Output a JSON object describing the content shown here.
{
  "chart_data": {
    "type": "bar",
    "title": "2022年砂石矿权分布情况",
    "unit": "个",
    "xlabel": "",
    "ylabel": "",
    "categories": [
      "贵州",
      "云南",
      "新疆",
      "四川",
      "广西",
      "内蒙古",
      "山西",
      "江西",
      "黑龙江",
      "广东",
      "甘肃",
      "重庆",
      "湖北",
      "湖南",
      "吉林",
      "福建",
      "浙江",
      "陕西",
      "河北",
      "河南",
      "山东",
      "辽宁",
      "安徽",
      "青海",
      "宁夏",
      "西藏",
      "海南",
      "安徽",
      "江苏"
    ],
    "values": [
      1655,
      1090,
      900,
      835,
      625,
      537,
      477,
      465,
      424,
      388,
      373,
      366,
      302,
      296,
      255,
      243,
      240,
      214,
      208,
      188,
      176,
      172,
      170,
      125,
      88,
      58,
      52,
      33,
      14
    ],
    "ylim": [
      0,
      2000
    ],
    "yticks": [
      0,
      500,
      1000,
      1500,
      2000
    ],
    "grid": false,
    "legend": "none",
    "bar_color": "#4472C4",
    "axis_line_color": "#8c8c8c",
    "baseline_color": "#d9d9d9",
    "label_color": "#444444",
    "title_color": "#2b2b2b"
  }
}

★ ★ ★

» **PROBLEM**
Repeat each record exactly. Omit nothing.

» **THE SOLUTION**
Output a JSON object describing the content shown here.
{
  "chart_data": {
    "type": "bar",
    "title": "2022年砂石矿权分布情况",
    "unit": "个",
    "xlabel": "",
    "ylabel": "",
    "categories": [
      "贵州",
      "云南",
      "新疆",
      "四川",
      "广西",
      "内蒙古",
      "山西",
      "江西",
      "黑龙江",
      "广东",
      "甘肃",
      "重庆",
      "湖北",
      "湖南",
      "吉林",
      "福建",
      "浙江",
      "陕西",
      "河北",
      "河南",
      "山东",
      "辽宁",
      "安徽",
      "青海",
      "宁夏",
      "西藏",
      "海南",
      "安徽",
      "江苏"
    ],
    "values": [
      1655,
      1090,
      900,
      835,
      625,
      537,
      477,
      465,
      424,
      388,
      373,
      366,
      302,
      296,
      255,
      243,
      240,
      214,
      208,
      188,
      176,
      172,
      170,
      125,
      88,
      58,
      52,
      33,
      14
    ],
    "ylim": [
      0,
      2000
    ],
    "yticks": [
      0,
      500,
      1000,
      1500,
      2000
    ],
    "grid": false,
    "legend": "none",
    "bar_color": "#4472C4",
    "axis_line_color": "#8c8c8c",
    "baseline_color": "#d9d9d9",
    "label_color": "#444444",
    "title_color": "#2b2b2b"
  }
}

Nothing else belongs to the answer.